**PASSAGE TO READ:**
+ + + + + + +

While I am so ready to be home, I cannot believe I have been here a month. My teammate Melissa put it very well today. I feel that I am done with this trip, but I am not done with Africa. I have a feeling that this is just the beginning. While this is an extremely hard place to be, there is an indescribable joy here. It is not a happy kind of joy. But a deeper joy that can only be felt when you are this close to the poor. While the problems have so many layers and they can just swallow you, the little bit of good still overcomes. God is moving in this place. And when God moves, who ever said it is always pleasant and comfortable. I think we are afraid of that at times. We do want our world tossed upside down. So while this place doesn't make sense, there is sense happening.

One other thing that I have been thinking about alot the past fews days is how we can speak the truth of Jesus without tying the western culture to it. It is alot more difficult than it sounds. I came over thinking that I am not a true 100% patriotic American. I thought I could shed that skin in seconds. But I was born in America. The culture is apart of me. So when I tell someone about Jesus, there an example of a Christian is an American Christian. I wish so badly that it wasn't, but it is. So this is when I have to rely on the Holy Spirit. He works in peoples lives and He is the one who sifts through the rights and wrongs of culture. But now, I feel it is our responsibility to try to understand people different than ourselves. Understand that Christianity is not an American thing. It is a world thing. It is the Scripture in raw that I will return to. Not the constitution. When Jesus said go and make disciples, our model of that is first understanding and loving, then sharing our hope for eternity. Make disciplines...that is more than just talking.

So, again, that you all for your encouraging notes and prayers! I look forward to seeing everyone. I might blog again one more time before I leave.

peace and love.

Friday, June 22, 2007

jesus, sufjan, movies and more

So I went through the phase where I really did not feel much emotion expect for being overwhelmed. Well, now I am still overwhelmed, but feeling all sorts of emotion. I am probably going to blab about alot of stuff, but I need to get it all out.

I came with the confident, a little to prideful, attitude that I definately need to be in Africa. I was dying to get there. Well, thats not quite what I am dying and longing for. What I am dying and longing for is eternity. Scripture says so. He has set eternity in my heart. And I have come to the simple realization again that only God can save this world. It is only by His power and strength that the slight progress has happened in Africa. While it is so easy to get caught up in all the horrible problems going on here, God is still moving. But right now, I feel swallowed by the problems. I feel like I am in a room of dying people all crying out for help and I can't save them. And I really can't save them. Only God can. He doesn't need my help. So right now, I feel like I need to back out of the room and ask God which dying person to help first. Thankfully, by the Lord's strength, He has equipped me with one thing. And that is the ability to talk about a saving grace. And give the hope that one day, our Savior will come riding on a white horse to get us. I may never be able to get them about of the slums or heal their wounds or give them money, but if they know Jesus intimately, one day there will be no more slum, no more disease, no more death, no more money as the god of this world, no more hunger, no more strife. So all I can say and pray for and cry out is for Jesus to save them, because I can't.

+ + + + + + +

**Dataset excerpts:**
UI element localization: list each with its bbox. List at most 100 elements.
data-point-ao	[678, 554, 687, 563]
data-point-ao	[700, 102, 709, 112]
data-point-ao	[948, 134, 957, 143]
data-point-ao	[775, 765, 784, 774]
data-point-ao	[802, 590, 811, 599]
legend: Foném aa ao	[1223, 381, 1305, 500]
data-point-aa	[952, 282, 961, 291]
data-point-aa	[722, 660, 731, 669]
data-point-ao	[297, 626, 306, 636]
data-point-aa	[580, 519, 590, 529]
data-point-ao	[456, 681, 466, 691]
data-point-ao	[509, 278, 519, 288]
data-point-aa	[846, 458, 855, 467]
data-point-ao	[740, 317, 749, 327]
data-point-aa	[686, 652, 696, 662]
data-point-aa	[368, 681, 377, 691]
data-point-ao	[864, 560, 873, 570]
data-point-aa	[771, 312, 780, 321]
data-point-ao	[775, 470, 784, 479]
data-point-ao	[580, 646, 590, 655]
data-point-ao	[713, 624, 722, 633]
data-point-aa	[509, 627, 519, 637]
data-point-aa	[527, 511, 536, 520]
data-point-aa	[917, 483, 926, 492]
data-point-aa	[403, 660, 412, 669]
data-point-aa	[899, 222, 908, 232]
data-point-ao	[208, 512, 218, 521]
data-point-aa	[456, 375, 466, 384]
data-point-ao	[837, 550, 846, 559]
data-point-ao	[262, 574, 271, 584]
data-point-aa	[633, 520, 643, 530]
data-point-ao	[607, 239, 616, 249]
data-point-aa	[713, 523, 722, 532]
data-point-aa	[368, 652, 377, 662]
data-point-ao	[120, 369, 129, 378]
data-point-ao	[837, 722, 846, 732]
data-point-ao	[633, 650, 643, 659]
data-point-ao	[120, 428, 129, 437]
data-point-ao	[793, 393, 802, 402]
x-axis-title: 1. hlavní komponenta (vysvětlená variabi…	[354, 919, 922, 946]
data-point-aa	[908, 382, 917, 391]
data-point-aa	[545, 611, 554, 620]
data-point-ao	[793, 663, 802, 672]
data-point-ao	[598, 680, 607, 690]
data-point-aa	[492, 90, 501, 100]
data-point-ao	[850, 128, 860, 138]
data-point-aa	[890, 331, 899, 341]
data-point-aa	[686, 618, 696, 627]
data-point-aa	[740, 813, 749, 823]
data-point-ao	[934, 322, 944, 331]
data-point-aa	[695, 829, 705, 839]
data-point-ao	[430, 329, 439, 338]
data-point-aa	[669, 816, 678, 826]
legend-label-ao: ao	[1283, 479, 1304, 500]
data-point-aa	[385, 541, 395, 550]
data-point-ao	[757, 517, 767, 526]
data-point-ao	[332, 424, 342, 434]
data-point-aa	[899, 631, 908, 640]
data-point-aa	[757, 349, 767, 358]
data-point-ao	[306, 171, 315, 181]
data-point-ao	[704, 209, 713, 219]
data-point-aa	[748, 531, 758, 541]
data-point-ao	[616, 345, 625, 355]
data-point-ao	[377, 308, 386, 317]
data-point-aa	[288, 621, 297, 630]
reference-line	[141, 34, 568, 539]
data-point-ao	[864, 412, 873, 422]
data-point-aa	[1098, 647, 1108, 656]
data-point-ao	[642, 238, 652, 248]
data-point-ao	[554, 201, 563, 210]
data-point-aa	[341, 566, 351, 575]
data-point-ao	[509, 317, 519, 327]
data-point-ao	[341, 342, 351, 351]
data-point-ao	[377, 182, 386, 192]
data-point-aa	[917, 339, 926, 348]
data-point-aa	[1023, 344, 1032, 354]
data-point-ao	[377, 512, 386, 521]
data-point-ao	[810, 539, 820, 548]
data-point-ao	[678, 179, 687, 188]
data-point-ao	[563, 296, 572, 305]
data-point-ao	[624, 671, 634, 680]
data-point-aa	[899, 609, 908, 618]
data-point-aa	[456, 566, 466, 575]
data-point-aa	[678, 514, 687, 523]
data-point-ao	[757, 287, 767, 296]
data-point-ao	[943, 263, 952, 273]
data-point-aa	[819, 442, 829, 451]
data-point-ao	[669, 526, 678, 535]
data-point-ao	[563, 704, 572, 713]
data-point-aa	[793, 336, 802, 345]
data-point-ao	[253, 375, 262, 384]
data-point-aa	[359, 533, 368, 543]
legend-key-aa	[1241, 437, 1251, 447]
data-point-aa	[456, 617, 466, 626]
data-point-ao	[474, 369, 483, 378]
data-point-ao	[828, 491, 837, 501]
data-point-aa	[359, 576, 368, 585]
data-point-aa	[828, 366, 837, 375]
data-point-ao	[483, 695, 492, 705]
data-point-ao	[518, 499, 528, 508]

+ + + + + + +

**ACTION ITEM:** In the blog entries, what does the writer say there will one day be "no more" of? List each one. The rows are not needed for the task.

**EXERCISE ANSWER:**
- slum
- disease
- death
- money as the god of this world
- hunger
- strife